• EXERCISE PROMPT:
Would you output the whole listing below, exactly as it reads?

-=-=-

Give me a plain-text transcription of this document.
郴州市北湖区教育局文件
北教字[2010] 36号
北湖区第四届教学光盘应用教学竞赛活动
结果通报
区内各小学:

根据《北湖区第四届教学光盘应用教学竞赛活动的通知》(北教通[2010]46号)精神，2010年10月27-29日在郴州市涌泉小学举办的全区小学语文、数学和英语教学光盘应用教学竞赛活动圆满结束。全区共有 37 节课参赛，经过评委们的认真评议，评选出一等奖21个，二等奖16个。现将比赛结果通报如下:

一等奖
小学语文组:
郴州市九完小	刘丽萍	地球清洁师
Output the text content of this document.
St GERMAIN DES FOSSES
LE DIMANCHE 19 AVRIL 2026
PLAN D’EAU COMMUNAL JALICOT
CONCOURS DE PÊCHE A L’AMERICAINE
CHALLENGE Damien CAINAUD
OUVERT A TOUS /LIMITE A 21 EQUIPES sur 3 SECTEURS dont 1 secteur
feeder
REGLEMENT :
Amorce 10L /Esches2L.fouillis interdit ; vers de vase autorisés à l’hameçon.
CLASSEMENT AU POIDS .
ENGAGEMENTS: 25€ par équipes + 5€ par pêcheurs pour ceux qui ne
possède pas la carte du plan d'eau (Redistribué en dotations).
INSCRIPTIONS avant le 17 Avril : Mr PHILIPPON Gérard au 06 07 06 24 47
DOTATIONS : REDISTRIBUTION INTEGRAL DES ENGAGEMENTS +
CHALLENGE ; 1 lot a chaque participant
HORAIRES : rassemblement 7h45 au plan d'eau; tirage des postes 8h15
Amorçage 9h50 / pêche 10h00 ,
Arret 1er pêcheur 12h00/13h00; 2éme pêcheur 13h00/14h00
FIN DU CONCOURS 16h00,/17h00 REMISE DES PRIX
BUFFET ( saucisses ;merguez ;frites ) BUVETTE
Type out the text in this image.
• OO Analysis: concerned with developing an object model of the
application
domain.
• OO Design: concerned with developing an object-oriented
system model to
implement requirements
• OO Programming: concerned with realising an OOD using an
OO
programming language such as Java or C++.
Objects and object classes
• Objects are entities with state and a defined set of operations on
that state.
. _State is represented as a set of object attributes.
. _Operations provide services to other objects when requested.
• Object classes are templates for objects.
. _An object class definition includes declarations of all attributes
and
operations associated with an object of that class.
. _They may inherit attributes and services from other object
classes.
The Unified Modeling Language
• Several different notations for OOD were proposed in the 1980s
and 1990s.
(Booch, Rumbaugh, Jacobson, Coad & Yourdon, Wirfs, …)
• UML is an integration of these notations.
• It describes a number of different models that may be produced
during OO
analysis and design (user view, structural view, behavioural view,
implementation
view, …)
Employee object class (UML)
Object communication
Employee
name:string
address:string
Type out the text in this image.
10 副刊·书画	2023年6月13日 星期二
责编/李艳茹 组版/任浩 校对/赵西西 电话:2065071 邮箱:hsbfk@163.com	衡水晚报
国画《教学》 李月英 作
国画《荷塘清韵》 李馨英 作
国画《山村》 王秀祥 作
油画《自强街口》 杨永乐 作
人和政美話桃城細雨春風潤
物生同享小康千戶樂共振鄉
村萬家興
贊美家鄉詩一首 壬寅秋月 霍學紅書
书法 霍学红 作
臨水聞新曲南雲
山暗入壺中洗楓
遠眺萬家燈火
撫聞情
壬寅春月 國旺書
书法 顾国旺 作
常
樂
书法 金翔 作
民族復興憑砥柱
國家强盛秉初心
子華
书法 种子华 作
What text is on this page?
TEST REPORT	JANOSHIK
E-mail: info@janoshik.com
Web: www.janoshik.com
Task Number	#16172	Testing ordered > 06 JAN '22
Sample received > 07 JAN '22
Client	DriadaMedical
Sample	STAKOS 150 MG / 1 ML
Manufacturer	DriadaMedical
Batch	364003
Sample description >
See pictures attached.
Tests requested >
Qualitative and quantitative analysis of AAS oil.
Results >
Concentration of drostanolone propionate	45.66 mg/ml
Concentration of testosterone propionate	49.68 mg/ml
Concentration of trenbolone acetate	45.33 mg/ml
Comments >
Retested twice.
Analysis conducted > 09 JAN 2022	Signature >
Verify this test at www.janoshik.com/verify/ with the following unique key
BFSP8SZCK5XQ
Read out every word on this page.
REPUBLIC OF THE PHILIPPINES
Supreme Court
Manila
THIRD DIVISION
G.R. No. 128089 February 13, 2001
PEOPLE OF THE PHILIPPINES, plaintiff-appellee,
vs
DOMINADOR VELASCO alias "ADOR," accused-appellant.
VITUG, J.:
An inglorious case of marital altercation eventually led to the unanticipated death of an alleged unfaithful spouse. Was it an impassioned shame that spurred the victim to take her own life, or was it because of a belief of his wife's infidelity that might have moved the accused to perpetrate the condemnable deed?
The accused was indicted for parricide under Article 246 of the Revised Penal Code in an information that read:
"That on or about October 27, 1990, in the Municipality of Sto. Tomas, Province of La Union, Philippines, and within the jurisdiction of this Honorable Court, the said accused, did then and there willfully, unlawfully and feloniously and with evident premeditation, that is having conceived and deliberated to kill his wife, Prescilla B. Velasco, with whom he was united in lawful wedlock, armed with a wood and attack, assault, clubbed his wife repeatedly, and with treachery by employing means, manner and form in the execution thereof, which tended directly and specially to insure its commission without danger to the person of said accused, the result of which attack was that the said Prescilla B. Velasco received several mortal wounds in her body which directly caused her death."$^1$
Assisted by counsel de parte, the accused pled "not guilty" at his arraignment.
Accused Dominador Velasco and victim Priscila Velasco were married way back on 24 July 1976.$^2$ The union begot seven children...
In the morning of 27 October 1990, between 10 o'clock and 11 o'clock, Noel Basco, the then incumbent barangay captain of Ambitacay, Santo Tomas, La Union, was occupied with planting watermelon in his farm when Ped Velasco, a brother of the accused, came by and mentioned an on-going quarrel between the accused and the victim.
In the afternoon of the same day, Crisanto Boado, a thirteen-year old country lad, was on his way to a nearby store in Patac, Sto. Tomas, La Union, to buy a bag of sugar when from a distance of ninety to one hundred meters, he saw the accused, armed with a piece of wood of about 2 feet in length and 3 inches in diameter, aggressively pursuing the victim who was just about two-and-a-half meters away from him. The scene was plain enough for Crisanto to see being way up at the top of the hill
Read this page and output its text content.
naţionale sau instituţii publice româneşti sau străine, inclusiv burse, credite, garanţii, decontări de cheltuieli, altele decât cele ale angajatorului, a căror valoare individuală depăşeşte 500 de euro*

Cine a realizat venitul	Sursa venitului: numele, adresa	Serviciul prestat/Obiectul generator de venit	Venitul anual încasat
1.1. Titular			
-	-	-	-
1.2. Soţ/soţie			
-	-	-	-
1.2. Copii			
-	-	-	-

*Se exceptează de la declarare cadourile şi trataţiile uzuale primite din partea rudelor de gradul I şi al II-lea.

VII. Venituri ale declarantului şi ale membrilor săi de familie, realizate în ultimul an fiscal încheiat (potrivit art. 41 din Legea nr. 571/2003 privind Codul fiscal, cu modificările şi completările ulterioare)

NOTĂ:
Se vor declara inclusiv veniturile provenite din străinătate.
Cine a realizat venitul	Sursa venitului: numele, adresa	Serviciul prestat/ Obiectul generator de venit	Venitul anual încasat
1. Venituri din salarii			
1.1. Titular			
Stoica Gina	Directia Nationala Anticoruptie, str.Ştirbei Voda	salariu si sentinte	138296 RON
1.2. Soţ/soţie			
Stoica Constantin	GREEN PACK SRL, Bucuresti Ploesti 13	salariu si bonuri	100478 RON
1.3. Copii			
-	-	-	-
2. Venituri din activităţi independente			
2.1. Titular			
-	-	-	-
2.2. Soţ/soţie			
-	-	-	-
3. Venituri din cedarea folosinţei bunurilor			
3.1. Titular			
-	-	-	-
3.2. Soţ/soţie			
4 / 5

-=-=-

• ANSWER TO THE EXERCISE:
Give me a plain-text transcription of this document.
郴州市北湖区教育局文件
北教字[2010] 36号
北湖区第四届教学光盘应用教学竞赛活动
结果通报
区内各小学:

根据《北湖区第四届教学光盘应用教学竞赛活动的通知》(北教通[2010]46号)精神，2010年10月27-29日在郴州市涌泉小学举办的全区小学语文、数学和英语教学光盘应用教学竞赛活动圆满结束。全区共有 37 节课参赛，经过评委们的认真评议，评选出一等奖21个，二等奖16个。现将比赛结果通报如下:

一等奖
小学语文组:
郴州市九完小	刘丽萍	地球清洁师
Output the text content of this document.
St GERMAIN DES FOSSES
LE DIMANCHE 19 AVRIL 2026
PLAN D’EAU COMMUNAL JALICOT
CONCOURS DE PÊCHE A L’AMERICAINE
CHALLENGE Damien CAINAUD
OUVERT A TOUS /LIMITE A 21 EQUIPES sur 3 SECTEURS dont 1 secteur
feeder
REGLEMENT :
Amorce 10L /Esches2L.fouillis interdit ; vers de vase autorisés à l’hameçon.
CLASSEMENT AU POIDS .
ENGAGEMENTS: 25€ par équipes + 5€ par pêcheurs pour ceux qui ne
possède pas la carte du plan d'eau (Redistribué en dotations).
INSCRIPTIONS avant le 17 Avril : Mr PHILIPPON Gérard au 06 07 06 24 47
DOTATIONS : REDISTRIBUTION INTEGRAL DES ENGAGEMENTS +
CHALLENGE ; 1 lot a chaque participant
HORAIRES : rassemblement 7h45 au plan d'eau; tirage des postes 8h15
Amorçage 9h50 / pêche 10h00 ,
Arret 1er pêcheur 12h00/13h00; 2éme pêcheur 13h00/14h00
FIN DU CONCOURS 16h00,/17h00 REMISE DES PRIX
BUFFET ( saucisses ;merguez ;frites ) BUVETTE
Type out the text in this image.
• OO Analysis: concerned with developing an object model of the
application
domain.
• OO Design: concerned with developing an object-oriented
system model to
implement requirements
• OO Programming: concerned with realising an OOD using an
OO
programming language such as Java or C++.
Objects and object classes
• Objects are entities with state and a defined set of operations on
that state.
. _State is represented as a set of object attributes.
. _Operations provide services to other objects when requested.
• Object classes are templates for objects.
. _An object class definition includes declarations of all attributes
and
operations associated with an object of that class.
. _They may inherit attributes and services from other object
classes.
The Unified Modeling Language
• Several different notations for OOD were proposed in the 1980s
and 1990s.
(Booch, Rumbaugh, Jacobson, Coad & Yourdon, Wirfs, …)
• UML is an integration of these notations.
• It describes a number of different models that may be produced
during OO
analysis and design (user view, structural view, behavioural view,
implementation
view, …)
Employee object class (UML)
Object communication
Employee
name:string
address:string
Type out the text in this image.
10 副刊·书画	2023年6月13日 星期二
责编/李艳茹 组版/任浩 校对/赵西西 电话:2065071 邮箱:hsbfk@163.com	衡水晚报
国画《教学》 李月英 作
国画《荷塘清韵》 李馨英 作
国画《山村》 王秀祥 作
油画《自强街口》 杨永乐 作
人和政美話桃城細雨春風潤
物生同享小康千戶樂共振鄉
村萬家興
贊美家鄉詩一首 壬寅秋月 霍學紅書
书法 霍学红 作
臨水聞新曲南雲
山暗入壺中洗楓
遠眺萬家燈火
撫聞情
壬寅春月 國旺書
书法 顾国旺 作
常
樂
书法 金翔 作
民族復興憑砥柱
國家强盛秉初心
子華
书法 种子华 作
What text is on this page?
TEST REPORT	JANOSHIK
E-mail: info@janoshik.com
Web: www.janoshik.com
Task Number	#16172	Testing ordered > 06 JAN '22
Sample received > 07 JAN '22
Client	DriadaMedical
Sample	STAKOS 150 MG / 1 ML
Manufacturer	DriadaMedical
Batch	364003
Sample description >
See pictures attached.
Tests requested >
Qualitative and quantitative analysis of AAS oil.
Results >
Concentration of drostanolone propionate	45.66 mg/ml
Concentration of testosterone propionate	49.68 mg/ml
Concentration of trenbolone acetate	45.33 mg/ml
Comments >
Retested twice.
Analysis conducted > 09 JAN 2022	Signature >
Verify this test at www.janoshik.com/verify/ with the following unique key
BFSP8SZCK5XQ
Read out every word on this page.
REPUBLIC OF THE PHILIPPINES
Supreme Court
Manila
THIRD DIVISION
G.R. No. 128089 February 13, 2001
PEOPLE OF THE PHILIPPINES, plaintiff-appellee,
vs
DOMINADOR VELASCO alias "ADOR," accused-appellant.
VITUG, J.:
An inglorious case of marital altercation eventually led to the unanticipated death of an alleged unfaithful spouse. Was it an impassioned shame that spurred the victim to take her own life, or was it because of a belief of his wife's infidelity that might have moved the accused to perpetrate the condemnable deed?
The accused was indicted for parricide under Article 246 of the Revised Penal Code in an information that read:
"That on or about October 27, 1990, in the Municipality of Sto. Tomas, Province of La Union, Philippines, and within the jurisdiction of this Honorable Court, the said accused, did then and there willfully, unlawfully and feloniously and with evident premeditation, that is having conceived and deliberated to kill his wife, Prescilla B. Velasco, with whom he was united in lawful wedlock, armed with a wood and attack, assault, clubbed his wife repeatedly, and with treachery by employing means, manner and form in the execution thereof, which tended directly and specially to insure its commission without danger to the person of said accused, the result of which attack was that the said Prescilla B. Velasco received several mortal wounds in her body which directly caused her death."$^1$
Assisted by counsel de parte, the accused pled "not guilty" at his arraignment.
Accused Dominador Velasco and victim Priscila Velasco were married way back on 24 July 1976.$^2$ The union begot seven children...
In the morning of 27 October 1990, between 10 o'clock and 11 o'clock, Noel Basco, the then incumbent barangay captain of Ambitacay, Santo Tomas, La Union, was occupied with planting watermelon in his farm when Ped Velasco, a brother of the accused, came by and mentioned an on-going quarrel between the accused and the victim.
In the afternoon of the same day, Crisanto Boado, a thirteen-year old country lad, was on his way to a nearby store in Patac, Sto. Tomas, La Union, to buy a bag of sugar when from a distance of ninety to one hundred meters, he saw the accused, armed with a piece of wood of about 2 feet in length and 3 inches in diameter, aggressively pursuing the victim who was just about two-and-a-half meters away from him. The scene was plain enough for Crisanto to see being way up at the top of the hill
Read this page and output its text content.
naţionale sau instituţii publice româneşti sau străine, inclusiv burse, credite, garanţii, decontări de cheltuieli, altele decât cele ale angajatorului, a căror valoare individuală depăşeşte 500 de euro*

Cine a realizat venitul	Sursa venitului: numele, adresa	Serviciul prestat/Obiectul generator de venit	Venitul anual încasat
1.1. Titular			
-	-	-	-
1.2. Soţ/soţie			
-	-	-	-
1.2. Copii			
-	-	-	-

*Se exceptează de la declarare cadourile şi trataţiile uzuale primite din partea rudelor de gradul I şi al II-lea.

VII. Venituri ale declarantului şi ale membrilor săi de familie, realizate în ultimul an fiscal încheiat (potrivit art. 41 din Legea nr. 571/2003 privind Codul fiscal, cu modificările şi completările ulterioare)

NOTĂ:
Se vor declara inclusiv veniturile provenite din străinătate.
Cine a realizat venitul	Sursa venitului: numele, adresa	Serviciul prestat/ Obiectul generator de venit	Venitul anual încasat
1. Venituri din salarii			
1.1. Titular			
Stoica Gina	Directia Nationala Anticoruptie, str.Ştirbei Voda	salariu si sentinte	138296 RON
1.2. Soţ/soţie			
Stoica Constantin	GREEN PACK SRL, Bucuresti Ploesti 13	salariu si bonuri	100478 RON
1.3. Copii			
-	-	-	-
2. Venituri din activităţi independente			
2.1. Titular			
-	-	-	-
2.2. Soţ/soţie			
-	-	-	-
3. Venituri din cedarea folosinţei bunurilor			
3.1. Titular			
-	-	-	-
3.2. Soţ/soţie			
4 / 5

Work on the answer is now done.